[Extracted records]
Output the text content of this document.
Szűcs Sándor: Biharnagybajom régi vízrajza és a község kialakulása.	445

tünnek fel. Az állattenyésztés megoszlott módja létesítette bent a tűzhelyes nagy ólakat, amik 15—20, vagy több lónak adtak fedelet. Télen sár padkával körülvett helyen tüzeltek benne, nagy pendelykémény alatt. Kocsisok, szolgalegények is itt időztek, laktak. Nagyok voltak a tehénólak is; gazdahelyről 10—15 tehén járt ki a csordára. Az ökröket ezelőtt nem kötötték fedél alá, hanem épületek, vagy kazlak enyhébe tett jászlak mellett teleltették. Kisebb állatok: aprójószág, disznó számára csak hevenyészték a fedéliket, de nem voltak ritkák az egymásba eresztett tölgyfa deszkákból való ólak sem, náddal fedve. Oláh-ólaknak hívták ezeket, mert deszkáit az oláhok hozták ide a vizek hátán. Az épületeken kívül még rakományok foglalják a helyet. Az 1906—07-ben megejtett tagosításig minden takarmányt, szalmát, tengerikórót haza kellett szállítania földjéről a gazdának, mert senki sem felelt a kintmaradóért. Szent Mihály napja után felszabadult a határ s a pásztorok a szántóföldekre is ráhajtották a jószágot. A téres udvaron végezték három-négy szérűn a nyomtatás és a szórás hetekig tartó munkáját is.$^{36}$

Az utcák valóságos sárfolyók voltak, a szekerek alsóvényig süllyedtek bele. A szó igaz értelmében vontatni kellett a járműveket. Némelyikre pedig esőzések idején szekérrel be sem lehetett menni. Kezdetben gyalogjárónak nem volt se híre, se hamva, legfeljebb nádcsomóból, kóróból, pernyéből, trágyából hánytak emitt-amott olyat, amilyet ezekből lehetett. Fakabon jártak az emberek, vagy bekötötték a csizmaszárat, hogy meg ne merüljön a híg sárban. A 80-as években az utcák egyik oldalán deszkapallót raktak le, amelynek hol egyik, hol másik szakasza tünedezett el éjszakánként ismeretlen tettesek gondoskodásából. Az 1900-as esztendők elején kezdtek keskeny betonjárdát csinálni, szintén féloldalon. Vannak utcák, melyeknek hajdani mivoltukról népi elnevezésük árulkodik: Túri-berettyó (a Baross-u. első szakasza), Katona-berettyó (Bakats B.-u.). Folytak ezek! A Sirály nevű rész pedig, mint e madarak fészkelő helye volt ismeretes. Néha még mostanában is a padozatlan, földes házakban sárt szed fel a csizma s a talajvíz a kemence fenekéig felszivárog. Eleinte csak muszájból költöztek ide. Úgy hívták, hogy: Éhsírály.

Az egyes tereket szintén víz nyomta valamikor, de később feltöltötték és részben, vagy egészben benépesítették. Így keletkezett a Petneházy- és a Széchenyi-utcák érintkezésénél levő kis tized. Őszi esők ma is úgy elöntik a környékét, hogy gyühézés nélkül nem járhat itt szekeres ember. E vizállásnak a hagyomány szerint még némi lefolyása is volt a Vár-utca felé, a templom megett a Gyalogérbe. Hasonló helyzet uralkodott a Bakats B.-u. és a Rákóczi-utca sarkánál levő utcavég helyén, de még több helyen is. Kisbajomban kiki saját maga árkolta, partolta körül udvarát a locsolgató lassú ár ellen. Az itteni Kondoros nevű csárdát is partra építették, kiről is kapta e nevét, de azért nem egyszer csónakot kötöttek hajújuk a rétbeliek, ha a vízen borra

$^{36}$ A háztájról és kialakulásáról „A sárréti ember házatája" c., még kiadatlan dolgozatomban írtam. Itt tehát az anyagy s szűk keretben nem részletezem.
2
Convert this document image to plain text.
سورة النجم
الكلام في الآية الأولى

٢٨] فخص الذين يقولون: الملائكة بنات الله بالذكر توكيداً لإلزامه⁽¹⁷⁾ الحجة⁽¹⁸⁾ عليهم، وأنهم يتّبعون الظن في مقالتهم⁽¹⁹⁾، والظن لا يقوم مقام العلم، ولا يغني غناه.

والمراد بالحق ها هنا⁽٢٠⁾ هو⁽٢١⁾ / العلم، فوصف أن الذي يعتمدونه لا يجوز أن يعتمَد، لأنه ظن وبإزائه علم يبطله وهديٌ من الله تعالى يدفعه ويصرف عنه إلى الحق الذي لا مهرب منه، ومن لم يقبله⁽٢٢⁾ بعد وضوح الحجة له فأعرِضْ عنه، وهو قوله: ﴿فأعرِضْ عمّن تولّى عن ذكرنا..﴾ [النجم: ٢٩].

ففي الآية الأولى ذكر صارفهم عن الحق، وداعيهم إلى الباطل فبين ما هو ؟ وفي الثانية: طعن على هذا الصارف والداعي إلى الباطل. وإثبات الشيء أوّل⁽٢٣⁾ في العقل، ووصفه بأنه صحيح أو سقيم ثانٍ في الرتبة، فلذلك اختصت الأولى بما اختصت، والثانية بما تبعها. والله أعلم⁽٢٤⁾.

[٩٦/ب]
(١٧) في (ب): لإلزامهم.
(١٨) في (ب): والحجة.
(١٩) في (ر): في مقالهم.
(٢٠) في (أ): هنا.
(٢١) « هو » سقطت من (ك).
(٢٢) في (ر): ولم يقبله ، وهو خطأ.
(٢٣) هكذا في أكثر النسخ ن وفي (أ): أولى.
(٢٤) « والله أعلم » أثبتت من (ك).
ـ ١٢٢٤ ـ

→ JOB
Pull every line containing "text" out of the data above.

→ EXERCISE OUTPUT
Output the text content of this document.
Convert this document image to plain text.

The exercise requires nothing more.